:: Exercise goal ::
Skip the pictures and repeat each line of the data exactly.

:: Exercise inputs ::
◇ ◇ ◇ ◇ ◇
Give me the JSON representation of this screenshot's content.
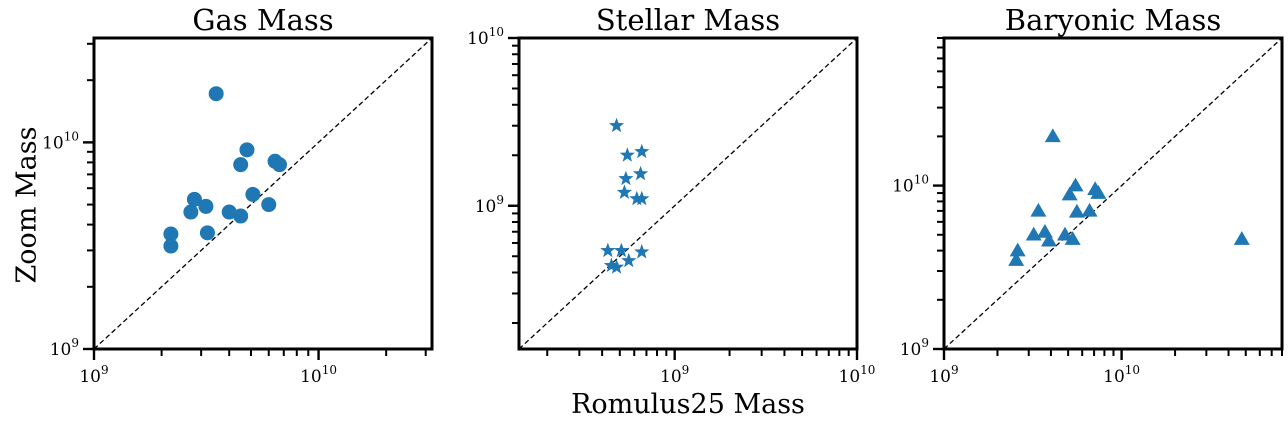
{
  "chart_data": [
    {
      "type": "scatter",
      "title": "Gas Mass",
      "xlabel": "",
      "ylabel": "Zoom Mass",
      "xscale": "log",
      "yscale": "log",
      "xlim": [
        1000000000.0,
        32000000000.0
      ],
      "ylim": [
        1000000000.0,
        32000000000.0
      ],
      "marker": "circle",
      "color": "#1f77b4",
      "reference_line": "y = x",
      "x_ticks": [
        {
          "base": "10",
          "exp": "9",
          "value": 1000000000.0
        },
        {
          "base": "10",
          "exp": "10",
          "value": 10000000000.0
        }
      ],
      "y_ticks": [
        {
          "base": "10",
          "exp": "9",
          "value": 1000000000.0
        },
        {
          "base": "10",
          "exp": "10",
          "value": 10000000000.0
        }
      ],
      "points": [
        {
          "x": 3500000000.0,
          "y": 17200000000.0
        },
        {
          "x": 4800000000.0,
          "y": 9200000000.0
        },
        {
          "x": 4500000000.0,
          "y": 7800000000.0
        },
        {
          "x": 6400000000.0,
          "y": 8100000000.0
        },
        {
          "x": 6700000000.0,
          "y": 7800000000.0
        },
        {
          "x": 2800000000.0,
          "y": 5300000000.0
        },
        {
          "x": 5100000000.0,
          "y": 5600000000.0
        },
        {
          "x": 3150000000.0,
          "y": 4900000000.0
        },
        {
          "x": 2700000000.0,
          "y": 4600000000.0
        },
        {
          "x": 4000000000.0,
          "y": 4600000000.0
        },
        {
          "x": 4500000000.0,
          "y": 4400000000.0
        },
        {
          "x": 6000000000.0,
          "y": 5000000000.0
        },
        {
          "x": 3200000000.0,
          "y": 3650000000.0
        },
        {
          "x": 2200000000.0,
          "y": 3600000000.0
        },
        {
          "x": 2200000000.0,
          "y": 3150000000.0
        }
      ]
    },
    {
      "type": "scatter",
      "title": "Stellar Mass",
      "xlabel": "Romulus25 Mass",
      "ylabel": "",
      "xscale": "log",
      "yscale": "log",
      "xlim": [
        140000000.0,
        10000000000.0
      ],
      "ylim": [
        140000000.0,
        10000000000.0
      ],
      "marker": "star",
      "color": "#1f77b4",
      "reference_line": "y = x",
      "x_ticks": [
        {
          "base": "10",
          "exp": "9",
          "value": 1000000000.0
        },
        {
          "base": "10",
          "exp": "10",
          "value": 10000000000.0
        }
      ],
      "y_ticks": [
        {
          "base": "10",
          "exp": "9",
          "value": 1000000000.0
        },
        {
          "base": "10",
          "exp": "10",
          "value": 10000000000.0
        }
      ],
      "points": [
        {
          "x": 480000000.0,
          "y": 3000000000.0
        },
        {
          "x": 550000000.0,
          "y": 2000000000.0
        },
        {
          "x": 660000000.0,
          "y": 2100000000.0
        },
        {
          "x": 540000000.0,
          "y": 1450000000.0
        },
        {
          "x": 650000000.0,
          "y": 1550000000.0
        },
        {
          "x": 530000000.0,
          "y": 1200000000.0
        },
        {
          "x": 620000000.0,
          "y": 1100000000.0
        },
        {
          "x": 660000000.0,
          "y": 1100000000.0
        },
        {
          "x": 430000000.0,
          "y": 540000000.0
        },
        {
          "x": 510000000.0,
          "y": 540000000.0
        },
        {
          "x": 660000000.0,
          "y": 530000000.0
        },
        {
          "x": 560000000.0,
          "y": 470000000.0
        },
        {
          "x": 450000000.0,
          "y": 440000000.0
        },
        {
          "x": 480000000.0,
          "y": 430000000.0
        }
      ]
    },
    {
      "type": "scatter",
      "title": "Baryonic Mass",
      "xlabel": "",
      "ylabel": "",
      "xscale": "log",
      "yscale": "log",
      "xlim": [
        1000000000.0,
        80000000000.0
      ],
      "ylim": [
        1000000000.0,
        80000000000.0
      ],
      "marker": "triangle",
      "color": "#1f77b4",
      "reference_line": "y = x",
      "x_ticks": [
        {
          "base": "10",
          "exp": "9",
          "value": 1000000000.0
        },
        {
          "base": "10",
          "exp": "10",
          "value": 10000000000.0
        }
      ],
      "y_ticks": [
        {
          "base": "10",
          "exp": "9",
          "value": 1000000000.0
        },
        {
          "base": "10",
          "exp": "10",
          "value": 10000000000.0
        }
      ],
      "points": [
        {
          "x": 4100000000.0,
          "y": 20000000000.0
        },
        {
          "x": 5500000000.0,
          "y": 10000000000.0
        },
        {
          "x": 7100000000.0,
          "y": 9500000000.0
        },
        {
          "x": 7400000000.0,
          "y": 9000000000.0
        },
        {
          "x": 5100000000.0,
          "y": 8800000000.0
        },
        {
          "x": 3400000000.0,
          "y": 7000000000.0
        },
        {
          "x": 5600000000.0,
          "y": 6900000000.0
        },
        {
          "x": 6600000000.0,
          "y": 7000000000.0
        },
        {
          "x": 3200000000.0,
          "y": 5000000000.0
        },
        {
          "x": 3700000000.0,
          "y": 5200000000.0
        },
        {
          "x": 4800000000.0,
          "y": 5000000000.0
        },
        {
          "x": 3900000000.0,
          "y": 4600000000.0
        },
        {
          "x": 5300000000.0,
          "y": 4700000000.0
        },
        {
          "x": 2600000000.0,
          "y": 4000000000.0
        },
        {
          "x": 2550000000.0,
          "y": 3500000000.0
        },
        {
          "x": 47500000000.0,
          "y": 4700000000.0
        }
      ]
    }
  ]
}
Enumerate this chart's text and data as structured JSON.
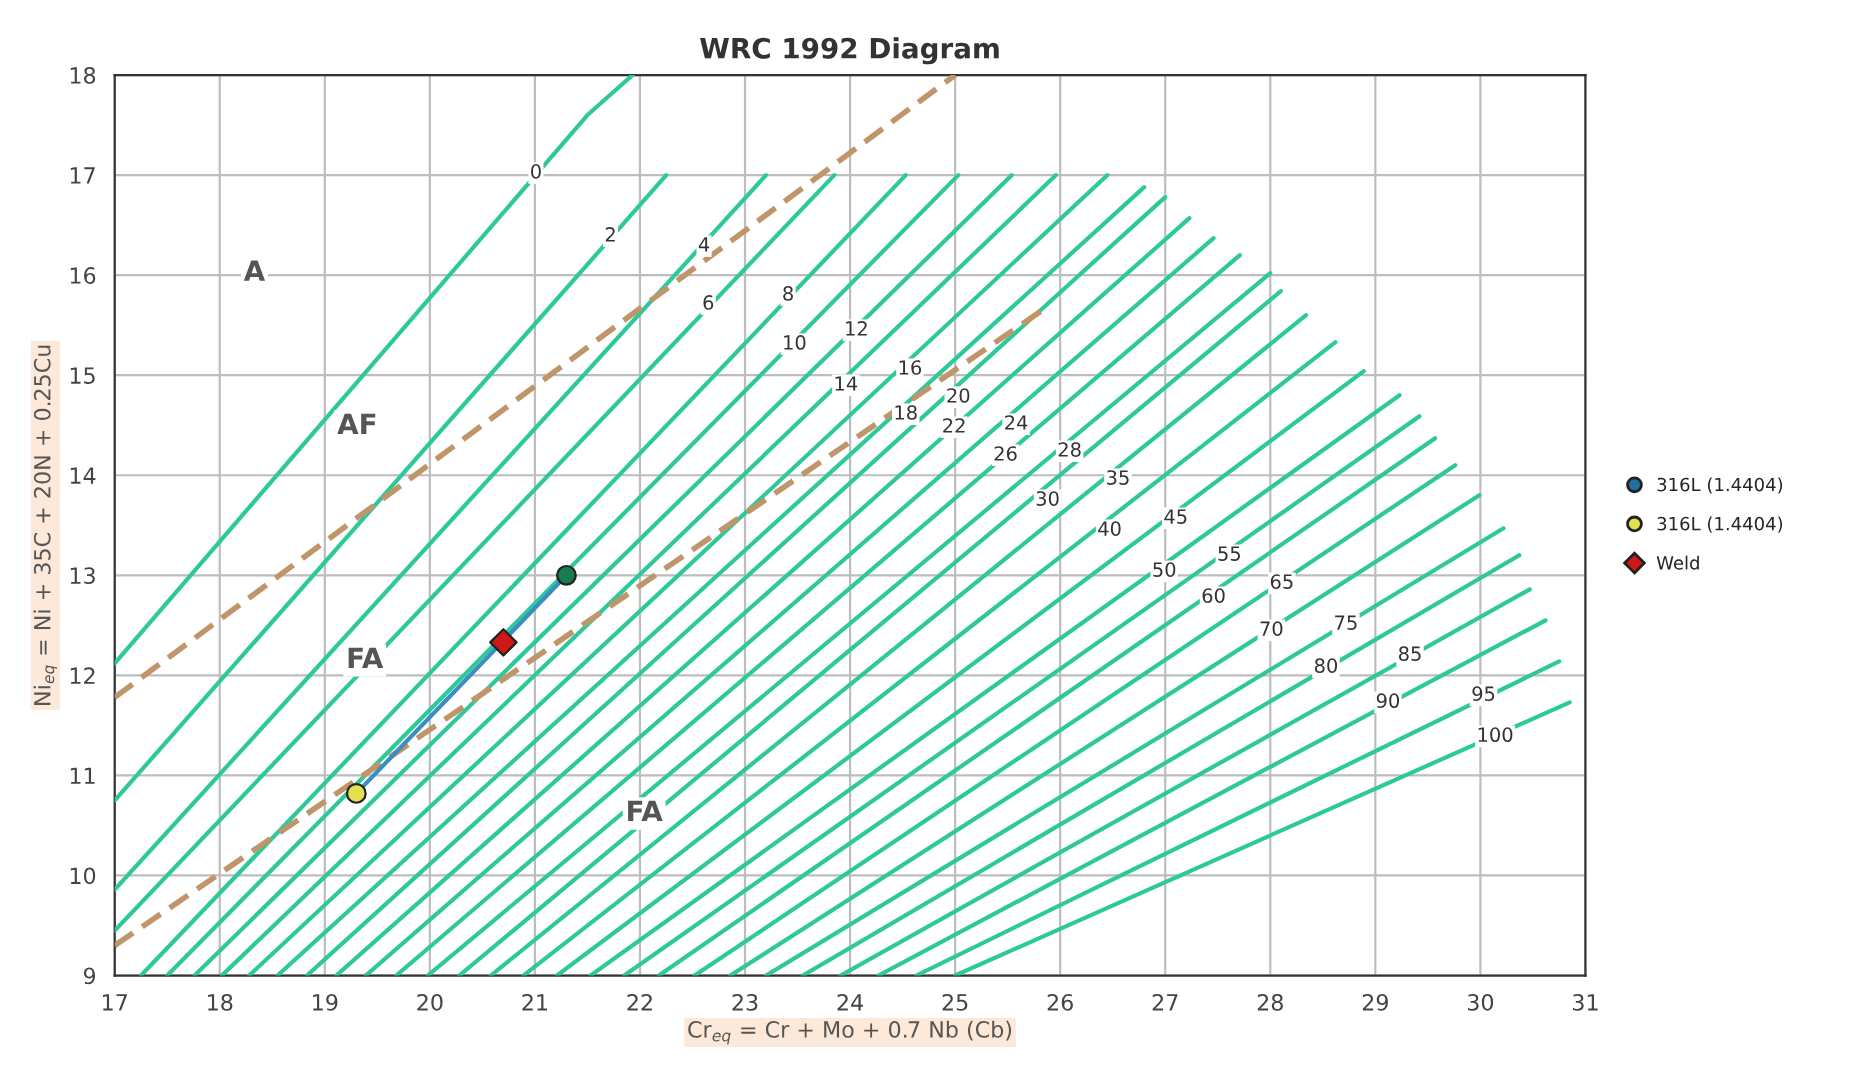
◇ ◇ ◇ ◇ ◇
:: Solved problem ::
Give me the JSON representation of this screenshot's content.
{
  "chart_data": [
    {
      "type": "scatter",
      "title": "Gas Mass",
      "xlabel": "",
      "ylabel": "Zoom Mass",
      "xscale": "log",
      "yscale": "log",
      "xlim": [
        1000000000.0,
        32000000000.0
      ],
      "ylim": [
        1000000000.0,
        32000000000.0
      ],
      "marker": "circle",
      "color": "#1f77b4",
      "reference_line": "y = x",
      "x_ticks": [
        {
          "base": "10",
          "exp": "9",
          "value": 1000000000.0
        },
        {
          "base": "10",
          "exp": "10",
          "value": 10000000000.0
        }
      ],
      "y_ticks": [
        {
          "base": "10",
          "exp": "9",
          "value": 1000000000.0
        },
        {
          "base": "10",
          "exp": "10",
          "value": 10000000000.0
        }
      ],
      "points": [
        {
          "x": 3500000000.0,
          "y": 17200000000.0
        },
        {
          "x": 4800000000.0,
          "y": 9200000000.0
        },
        {
          "x": 4500000000.0,
          "y": 7800000000.0
        },
        {
          "x": 6400000000.0,
          "y": 8100000000.0
        },
        {
          "x": 6700000000.0,
          "y": 7800000000.0
        },
        {
          "x": 2800000000.0,
          "y": 5300000000.0
        },
        {
          "x": 5100000000.0,
          "y": 5600000000.0
        },
        {
          "x": 3150000000.0,
          "y": 4900000000.0
        },
        {
          "x": 2700000000.0,
          "y": 4600000000.0
        },
        {
          "x": 4000000000.0,
          "y": 4600000000.0
        },
        {
          "x": 4500000000.0,
          "y": 4400000000.0
        },
        {
          "x": 6000000000.0,
          "y": 5000000000.0
        },
        {
          "x": 3200000000.0,
          "y": 3650000000.0
        },
        {
          "x": 2200000000.0,
          "y": 3600000000.0
        },
        {
          "x": 2200000000.0,
          "y": 3150000000.0
        }
      ]
    },
    {
      "type": "scatter",
      "title": "Stellar Mass",
      "xlabel": "Romulus25 Mass",
      "ylabel": "",
      "xscale": "log",
      "yscale": "log",
      "xlim": [
        140000000.0,
        10000000000.0
      ],
      "ylim": [
        140000000.0,
        10000000000.0
      ],
      "marker": "star",
      "color": "#1f77b4",
      "reference_line": "y = x",
      "x_ticks": [
        {
          "base": "10",
          "exp": "9",
          "value": 1000000000.0
        },
        {
          "base": "10",
          "exp": "10",
          "value": 10000000000.0
        }
      ],
      "y_ticks": [
        {
          "base": "10",
          "exp": "9",
          "value": 1000000000.0
        },
        {
          "base": "10",
          "exp": "10",
          "value": 10000000000.0
        }
      ],
      "points": [
        {
          "x": 480000000.0,
          "y": 3000000000.0
        },
        {
          "x": 550000000.0,
          "y": 2000000000.0
        },
        {
          "x": 660000000.0,
          "y": 2100000000.0
        },
        {
          "x": 540000000.0,
          "y": 1450000000.0
        },
        {
          "x": 650000000.0,
          "y": 1550000000.0
        },
        {
          "x": 530000000.0,
          "y": 1200000000.0
        },
        {
          "x": 620000000.0,
          "y": 1100000000.0
        },
        {
          "x": 660000000.0,
          "y": 1100000000.0
        },
        {
          "x": 430000000.0,
          "y": 540000000.0
        },
        {
          "x": 510000000.0,
          "y": 540000000.0
        },
        {
          "x": 660000000.0,
          "y": 530000000.0
        },
        {
          "x": 560000000.0,
          "y": 470000000.0
        },
        {
          "x": 450000000.0,
          "y": 440000000.0
        },
        {
          "x": 480000000.0,
          "y": 430000000.0
        }
      ]
    },
    {
      "type": "scatter",
      "title": "Baryonic Mass",
      "xlabel": "",
      "ylabel": "",
      "xscale": "log",
      "yscale": "log",
      "xlim": [
        1000000000.0,
        80000000000.0
      ],
      "ylim": [
        1000000000.0,
        80000000000.0
      ],
      "marker": "triangle",
      "color": "#1f77b4",
      "reference_line": "y = x",
      "x_ticks": [
        {
          "base": "10",
          "exp": "9",
          "value": 1000000000.0
        },
        {
          "base": "10",
          "exp": "10",
          "value": 10000000000.0
        }
      ],
      "y_ticks": [
        {
          "base": "10",
          "exp": "9",
          "value": 1000000000.0
        },
        {
          "base": "10",
          "exp": "10",
          "value": 10000000000.0
        }
      ],
      "points": [
        {
          "x": 4100000000.0,
          "y": 20000000000.0
        },
        {
          "x": 5500000000.0,
          "y": 10000000000.0
        },
        {
          "x": 7100000000.0,
          "y": 9500000000.0
        },
        {
          "x": 7400000000.0,
          "y": 9000000000.0
        },
        {
          "x": 5100000000.0,
          "y": 8800000000.0
        },
        {
          "x": 3400000000.0,
          "y": 7000000000.0
        },
        {
          "x": 5600000000.0,
          "y": 6900000000.0
        },
        {
          "x": 6600000000.0,
          "y": 7000000000.0
        },
        {
          "x": 3200000000.0,
          "y": 5000000000.0
        },
        {
          "x": 3700000000.0,
          "y": 5200000000.0
        },
        {
          "x": 4800000000.0,
          "y": 5000000000.0
        },
        {
          "x": 3900000000.0,
          "y": 4600000000.0
        },
        {
          "x": 5300000000.0,
          "y": 4700000000.0
        },
        {
          "x": 2600000000.0,
          "y": 4000000000.0
        },
        {
          "x": 2550000000.0,
          "y": 3500000000.0
        },
        {
          "x": 47500000000.0,
          "y": 4700000000.0
        }
      ]
    }
  ]
}
Enumerate this chart's text and data as structured JSON.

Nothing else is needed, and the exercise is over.